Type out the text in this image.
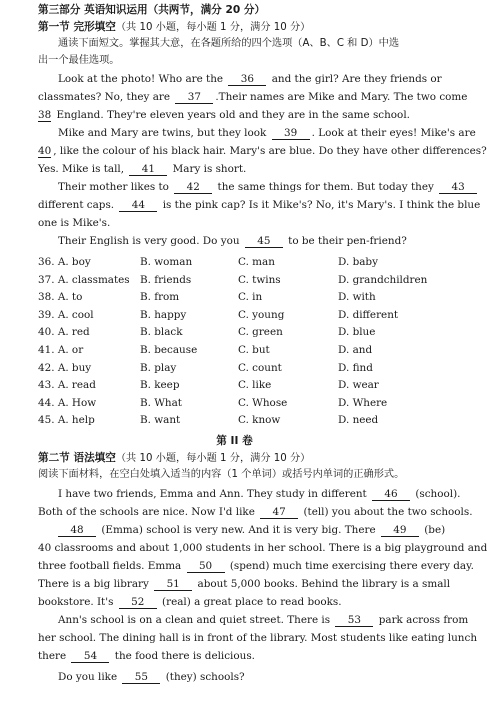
第三部分 英语知识运用（共两节，满分 20 分）
第一节 完形填空（共 10 小题，每小题 1 分，满分 10 分）
通读下面短文。掌握其大意，在各题所给的四个选项（A、B、C 和 D）中选
出一个最佳选项。
Look at the photo! Who are the 36 and the girl? Are they friends or
classmates? No, they are 37 .Their names are Mike and Mary. The two come
38 England. They're eleven years old and they are in the same school.
Mike and Mary are twins, but they look 39 . Look at their eyes! Mike's are
40 , like the colour of his black hair. Mary's are blue. Do they have other differences?
Yes. Mike is tall, 41 Mary is short.
Their mother likes to 42 the same things for them. But today they 43
different caps. 44 is the pink cap? Is it Mike's? No, it's Mary's. I think the blue
one is Mike's.
Their English is very good. Do you 45 to be their pen-friend?
36. A. boy	B. woman	C. man	D. baby
37. A. classmates B. friends	C. twins	D. grandchildren
38. A. to	B. from	C. in	D. with
39. A. cool	B. happy	C. young	D. different
40. A. red	B. black	C. green	D. blue
41. A. or	B. because	C. but	D. and
42. A. buy	B. play	C. count	D. find
43. A. read	B. keep	C. like	D. wear
44. A. How	B. What	C. Whose	D. Where
45. A. help	B. want	C. know	D. need
第 II 卷
第二节 语法填空（共 10 小题，每小题 1 分，满分 10 分）
阅读下面材料，在空白处填入适当的内容（1 个单词）或括号内单词的正确形式。
I have two friends, Emma and Ann. They study in different 46 (school).
Both of the schools are nice. Now I'd like 47 (tell) you about the two schools.
48 (Emma) school is very new. And it is very big. There 49 (be)
40 classrooms and about 1,000 students in her school. There is a big playground and
three football fields. Emma 50 (spend) much time exercising there every day.
There is a big library 51 about 5,000 books. Behind the library is a small
bookstore. It's 52 (real) a great place to read books.
Ann's school is on a clean and quiet street. There is 53 park across from
her school. The dining hall is in front of the library. Most students like eating lunch
there 54 the food there is delicious.
Do you like 55 (they) schools?
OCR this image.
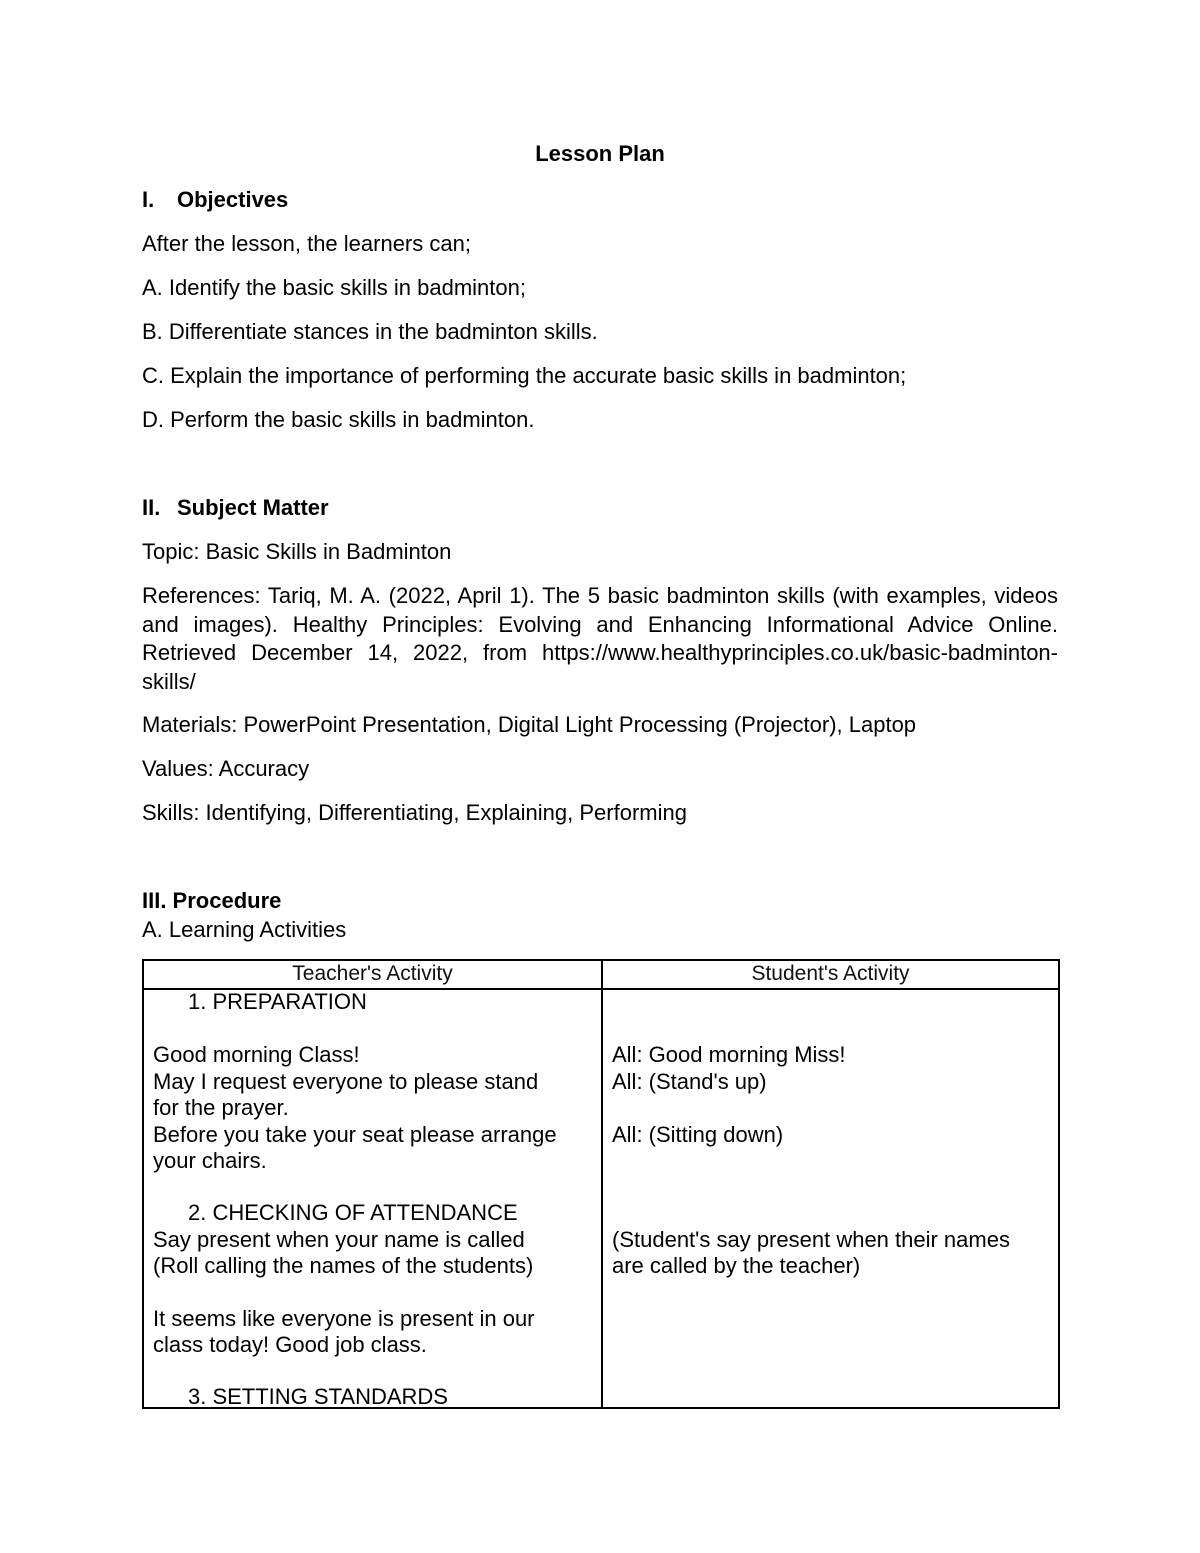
Lesson Plan
I. Objectives
After the lesson, the learners can;
A. Identify the basic skills in badminton;
B. Differentiate stances in the badminton skills.
C. Explain the importance of performing the accurate basic skills in badminton;
D. Perform the basic skills in badminton.
II. Subject Matter
Topic: Basic Skills in Badminton
References: Tariq, M. A. (2022, April 1). The 5 basic badminton skills (with examples, videos and images). Healthy Principles: Evolving and Enhancing Informational Advice Online. Retrieved December 14, 2022, from https://www.healthyprinciples.co.uk/basic-badminton-skills/
Materials: PowerPoint Presentation, Digital Light Processing (Projector), Laptop
Values: Accuracy
Skills: Identifying, Differentiating, Explaining, Performing
III. Procedure
A. Learning Activities
Teacher's Activity	Student's Activity
1. PREPARATION
Good morning Class!
May I request everyone to please stand
for the prayer.
Before you take your seat please arrange
your chairs.
2. CHECKING OF ATTENDANCE
Say present when your name is called
(Roll calling the names of the students)
It seems like everyone is present in our
class today! Good job class.
3. SETTING STANDARDS
All: Good morning Miss!
All: (Stand's up)
All: (Sitting down)
(Student's say present when their names
are called by the teacher)
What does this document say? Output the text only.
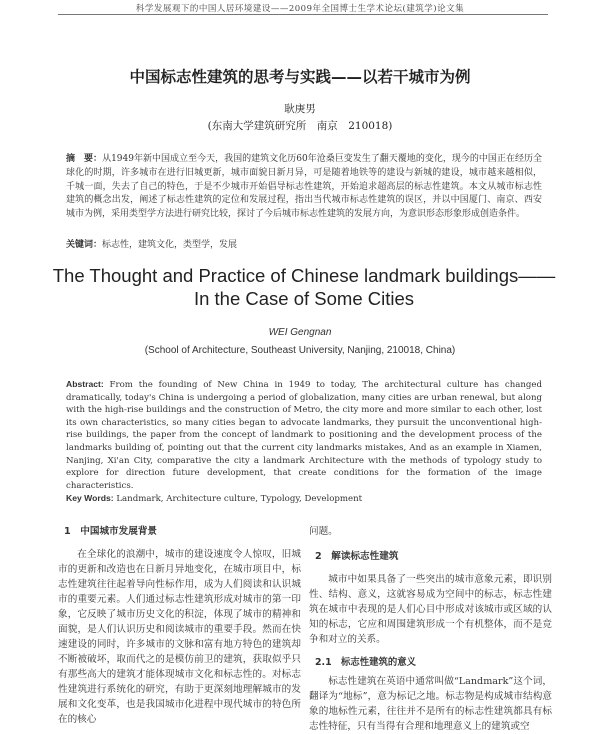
科学发展观下的中国人居环境建设——2009年全国博士生学术论坛(建筑学)论文集
中国标志性建筑的思考与实践——以若干城市为例
耿庚男
(东南大学建筑研究所　南京　210018)
摘　要：从1949年新中国成立至今天，我国的建筑文化历60年沧桑巨变发生了翻天覆地的变化，现今的中国正在经历全球化的时期，许多城市在进行旧城更新，城市面貌日新月异，可是随着地铁等的建设与新城的建设，城市越来越相似，千城一面，失去了自己的特色，于是不少城市开始倡导标志性建筑，开始追求超高层的标志性建筑。本文从城市标志性建筑的概念出发，阐述了标志性建筑的定位和发展过程，指出当代城市标志性建筑的误区，并以中国厦门、南京、西安城市为例，采用类型学方法进行研究比较，探讨了今后城市标志性建筑的发展方向，为意识形态形象形成创造条件。
关键词：标志性，建筑文化，类型学，发展
The Thought and Practice of Chinese landmark buildings——
In the Case of Some Cities
WEI Gengnan
(School of Architecture, Southeast University, Nanjing, 210018, China)
Abstract: From the founding of New China in 1949 to today, The architectural culture has changed dramatically, today's China is undergoing a period of globalization, many cities are urban renewal, but along with the high-rise buildings and the construction of Metro, the city more and more similar to each other, lost its own characteristics, so many cities began to advocate landmarks, they pursuit the unconventional high-rise buildings, the paper from the concept of landmark to positioning and the development process of the landmarks building of, pointing out that the current city landmarks mistakes, And as an example in Xiamen, Nanjing, Xi'an City, comparative the city a landmark Architecture with the methods of typology study to explore for direction future development, that create conditions for the formation of the image characteristics.
Key Words: Landmark, Architecture culture, Typology, Development
1　中国城市发展背景

在全球化的浪潮中，城市的建设速度令人惊叹，旧城市的更新和改造也在日新月异地变化，在城市项目中，标志性建筑往往起着导向性标作用，成为人们阅读和认识城市的重要元素。人们通过标志性建筑形成对城市的第一印象，它反映了城市历史文化的积淀，体现了城市的精神和面貌，是人们认识历史和阅读城市的重要手段。然而在快速建设的同时，许多城市的文脉和富有地方特色的建筑却不断被破坏，取而代之的是模仿前卫的建筑，获取似乎只有那些高大的建筑才能体现城市文化和标志性的。对标志性建筑进行系统化的研究，有助于更深刻地理解城市的发展和文化变革，也是我国城市化进程中现代城市的特色所在的核心

问题。

2　解读标志性建筑

城市中如果具备了一些突出的城市意象元素，即识别性、结构、意义，这就容易成为空间中的标志，标志性建筑在城市中表现的是人们心目中形成对该城市或区域的认知的标志，它应和周围建筑形成一个有机整体，而不是竞争和对立的关系。

2.1　标志性建筑的意义

标志性建筑在英语中通常叫做“Landmark”这个词，翻译为“地标”，意为标记之地。标志物是构成城市结构意象的地标性元素，往往并不是所有的标志性建筑都具有标志性特征，只有当得有合理和地理意义上的建筑或空
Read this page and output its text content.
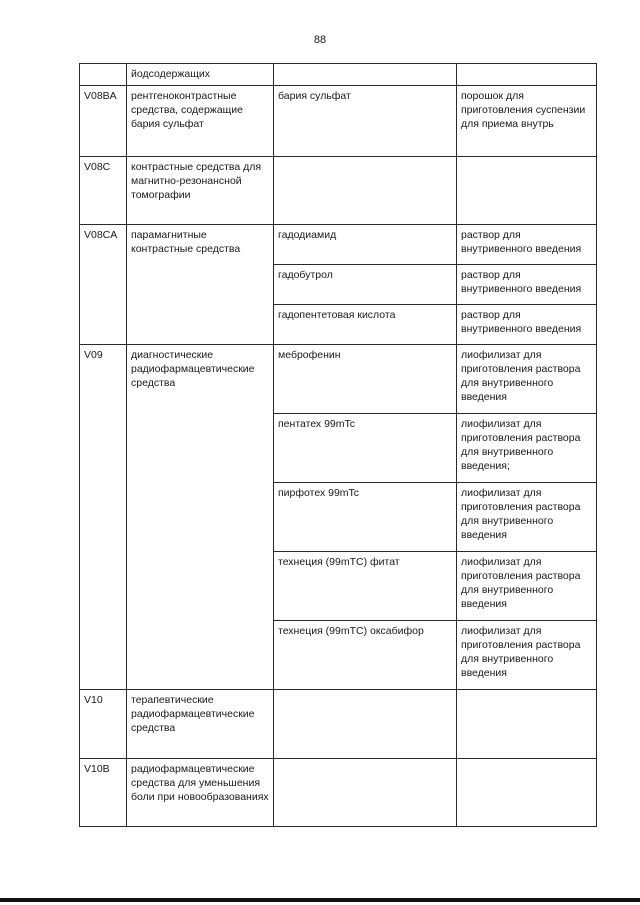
88
	йодсодержащих		
V08BA	рентгеноконтрастные средства, содержащие бария сульфат	бария сульфат	порошок для приготовления суспензии для приема внутрь
V08C	контрастные средства для магнитно-резонансной томографии		
V08CA	парамагнитные контрастные средства	гадодиамид	раствор для внутривенного введения
		гадобутрол	раствор для внутривенного введения
		гадопентетовая кислота	раствор для внутривенного введения
V09	диагностические радиофармацевтические средства	меброфенин	лиофилизат для приготовления раствора для внутривенного введения
		пентатех 99mTc	лиофилизат для приготовления раствора для внутривенного введения;
		пирфотех 99mTc	лиофилизат для приготовления раствора для внутривенного введения
		технеция (99mTC) фитат	лиофилизат для приготовления раствора для внутривенного введения
		технеция (99mTC) оксабифор	лиофилизат для приготовления раствора для внутривенного введения
V10	терапевтические радиофармацевтические средства		
V10B	радиофармацевтические средства для уменьшения боли при новообразованиях		
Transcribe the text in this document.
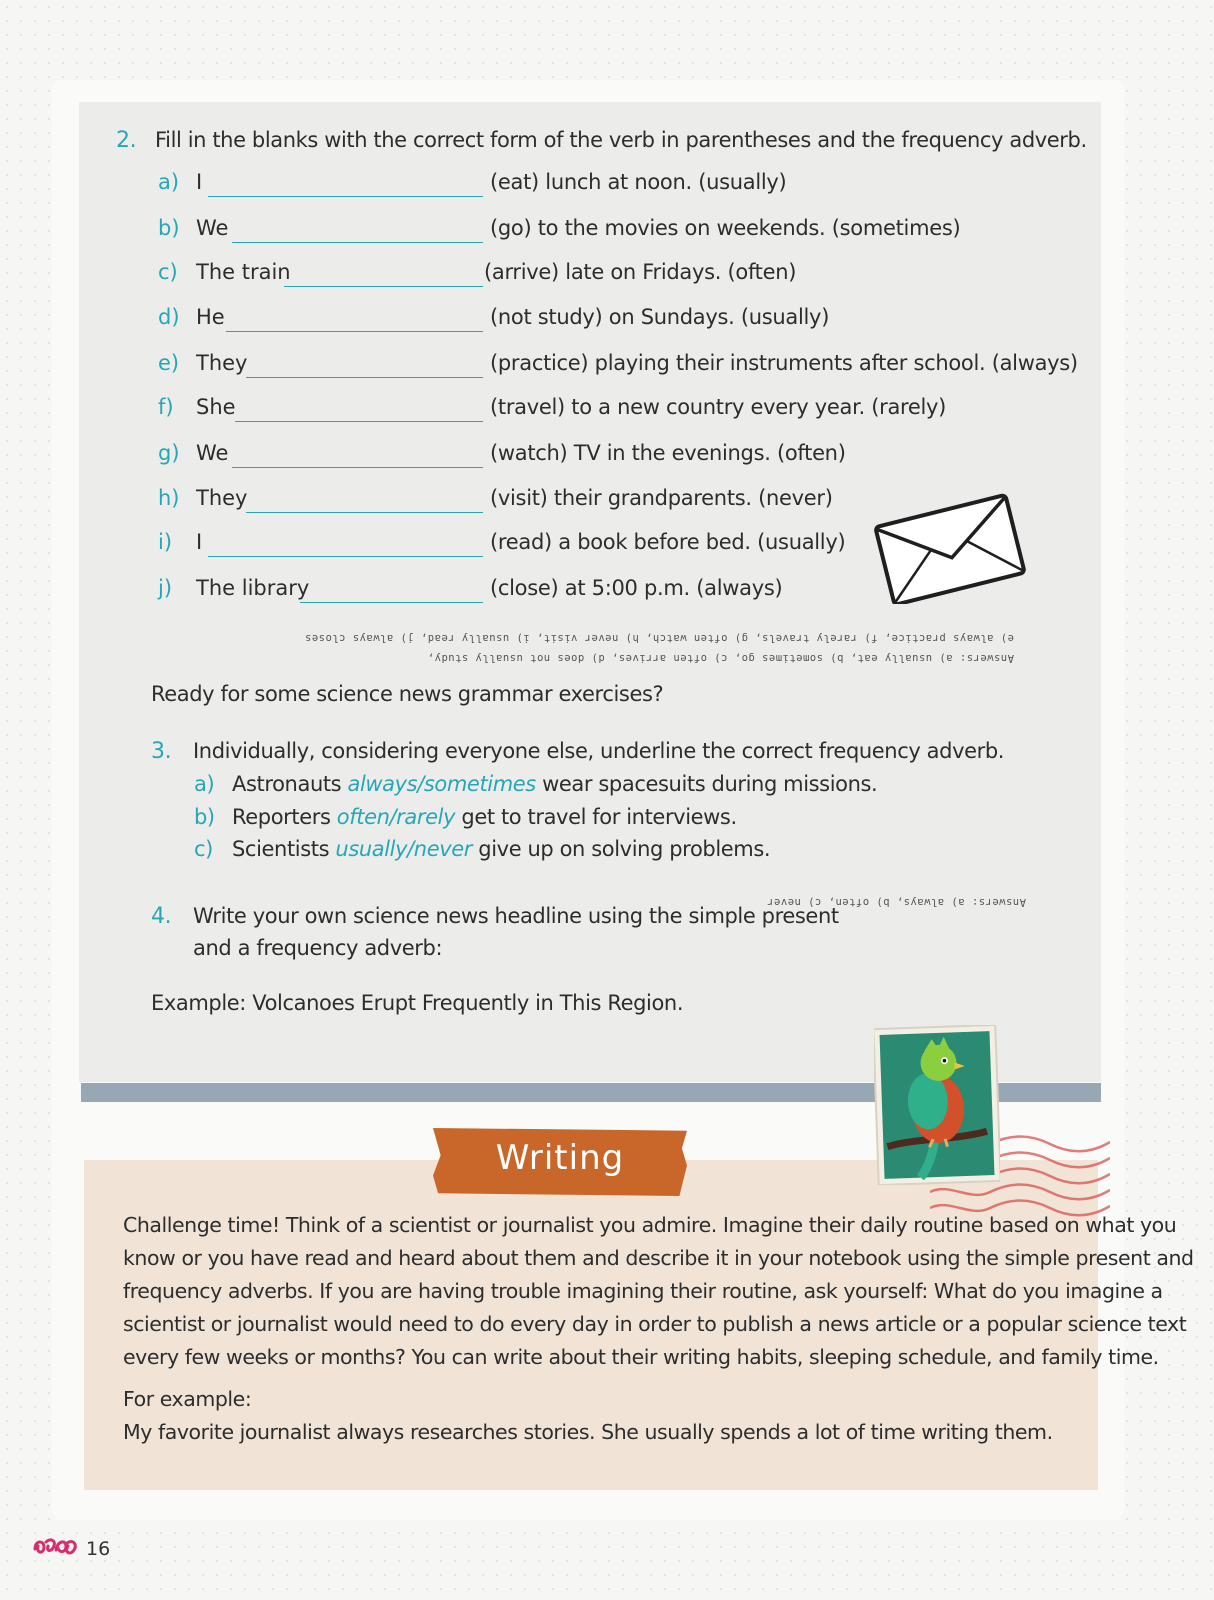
2. Fill in the blanks with the correct form of the verb in parentheses and the frequency adverb.
a) I	(eat) lunch at noon. (usually)
b) We	(go) to the movies on weekends. (sometimes)
c) The train	(arrive) late on Fridays. (often)
d) He	(not study) on Sundays. (usually)
e) They	(practice) playing their instruments after school. (always)
f) She	(travel) to a new country every year. (rarely)
g) We	(watch) TV in the evenings. (often)
h) They	(visit) their grandparents. (never)
i) I	(read) a book before bed. (usually)
j) The library	(close) at 5:00 p.m. (always)
e) always practice, f) rarely travels, g) often watch, h) never visit, i) usually read, j) always closes
Answers: a) usually eat, b) sometimes go, c) often arrives, d) does not usually study,
Ready for some science news grammar exercises?
3. Individually, considering everyone else, underline the correct frequency adverb.
a) Astronauts always/sometimes wear spacesuits during missions.
b) Reporters often/rarely get to travel for interviews.
c) Scientists usually/never give up on solving problems.
Answers: a) always, b) often, c) never
4. Write your own science news headline using the simple present
and a frequency adverb:
Example: Volcanoes Erupt Frequently in This Region.
Writing
Challenge time! Think of a scientist or journalist you admire. Imagine their daily routine based on what you
know or you have read and heard about them and describe it in your notebook using the simple present and
frequency adverbs. If you are having trouble imagining their routine, ask yourself: What do you imagine a
scientist or journalist would need to do every day in order to publish a news article or a popular science text
every few weeks or months? You can write about their writing habits, sleeping schedule, and family time.
For example:
My favorite journalist always researches stories. She usually spends a lot of time writing them.
16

┄┄┄┄┄┄┄┄┄┄

- **Task details**:
Count how many lines above contain the word "lunch". Reply with the number alone.

- **Solution to this exercise**:
2